▶ [Requirement] Write out, exactly as they appear, only the lines running from the line with "Output the text content of this document." to the final line of the listing; include both.

▶ [Data supplied]
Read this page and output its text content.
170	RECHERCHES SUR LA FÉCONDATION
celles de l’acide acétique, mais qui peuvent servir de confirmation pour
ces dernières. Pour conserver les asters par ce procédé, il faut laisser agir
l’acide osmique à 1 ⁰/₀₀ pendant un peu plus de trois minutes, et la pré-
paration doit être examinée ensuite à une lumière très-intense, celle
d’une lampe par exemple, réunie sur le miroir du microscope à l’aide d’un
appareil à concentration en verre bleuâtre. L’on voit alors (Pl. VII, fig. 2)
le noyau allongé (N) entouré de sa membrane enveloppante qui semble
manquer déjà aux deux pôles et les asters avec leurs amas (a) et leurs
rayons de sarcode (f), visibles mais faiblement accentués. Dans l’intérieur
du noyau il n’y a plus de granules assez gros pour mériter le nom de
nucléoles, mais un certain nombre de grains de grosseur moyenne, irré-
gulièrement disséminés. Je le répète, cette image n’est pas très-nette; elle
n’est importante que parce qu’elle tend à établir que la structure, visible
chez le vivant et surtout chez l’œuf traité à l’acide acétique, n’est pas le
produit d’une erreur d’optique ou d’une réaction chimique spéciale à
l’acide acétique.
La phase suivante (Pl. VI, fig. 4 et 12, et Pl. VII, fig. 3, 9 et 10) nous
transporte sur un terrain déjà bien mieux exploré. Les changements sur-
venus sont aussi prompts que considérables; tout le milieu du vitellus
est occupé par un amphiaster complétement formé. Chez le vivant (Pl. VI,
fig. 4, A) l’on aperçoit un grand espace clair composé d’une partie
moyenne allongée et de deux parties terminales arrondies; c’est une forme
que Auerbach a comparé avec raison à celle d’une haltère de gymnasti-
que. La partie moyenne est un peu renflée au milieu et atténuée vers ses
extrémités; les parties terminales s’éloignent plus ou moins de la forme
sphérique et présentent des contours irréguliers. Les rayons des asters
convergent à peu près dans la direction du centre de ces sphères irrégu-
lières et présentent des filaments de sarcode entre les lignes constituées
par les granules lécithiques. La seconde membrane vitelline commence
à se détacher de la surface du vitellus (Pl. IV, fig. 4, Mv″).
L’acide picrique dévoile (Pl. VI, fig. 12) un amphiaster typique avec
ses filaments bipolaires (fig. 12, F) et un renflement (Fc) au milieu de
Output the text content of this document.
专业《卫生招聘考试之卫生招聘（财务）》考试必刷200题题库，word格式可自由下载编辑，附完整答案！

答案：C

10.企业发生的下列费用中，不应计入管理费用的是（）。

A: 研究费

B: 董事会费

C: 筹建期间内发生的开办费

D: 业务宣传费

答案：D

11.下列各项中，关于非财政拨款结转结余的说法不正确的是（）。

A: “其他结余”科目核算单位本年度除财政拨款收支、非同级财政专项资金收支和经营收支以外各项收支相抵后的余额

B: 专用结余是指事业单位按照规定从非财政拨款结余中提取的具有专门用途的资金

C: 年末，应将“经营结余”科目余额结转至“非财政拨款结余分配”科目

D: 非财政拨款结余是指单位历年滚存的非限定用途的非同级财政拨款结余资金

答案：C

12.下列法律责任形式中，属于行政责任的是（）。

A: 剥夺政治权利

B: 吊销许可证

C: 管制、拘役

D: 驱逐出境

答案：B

▶ [Full answer]
Output the text content of this document.
专业《卫生招聘考试之卫生招聘（财务）》考试必刷200题题库，word格式可自由下载编辑，附完整答案！

答案：C

10.企业发生的下列费用中，不应计入管理费用的是（）。

A: 研究费

B: 董事会费

C: 筹建期间内发生的开办费

D: 业务宣传费

答案：D

11.下列各项中，关于非财政拨款结转结余的说法不正确的是（）。

A: “其他结余”科目核算单位本年度除财政拨款收支、非同级财政专项资金收支和经营收支以外各项收支相抵后的余额

B: 专用结余是指事业单位按照规定从非财政拨款结余中提取的具有专门用途的资金

C: 年末，应将“经营结余”科目余额结转至“非财政拨款结余分配”科目

D: 非财政拨款结余是指单位历年滚存的非限定用途的非同级财政拨款结余资金

答案：C

12.下列法律责任形式中，属于行政责任的是（）。

A: 剥夺政治权利

B: 吊销许可证

C: 管制、拘役

D: 驱逐出境

答案：B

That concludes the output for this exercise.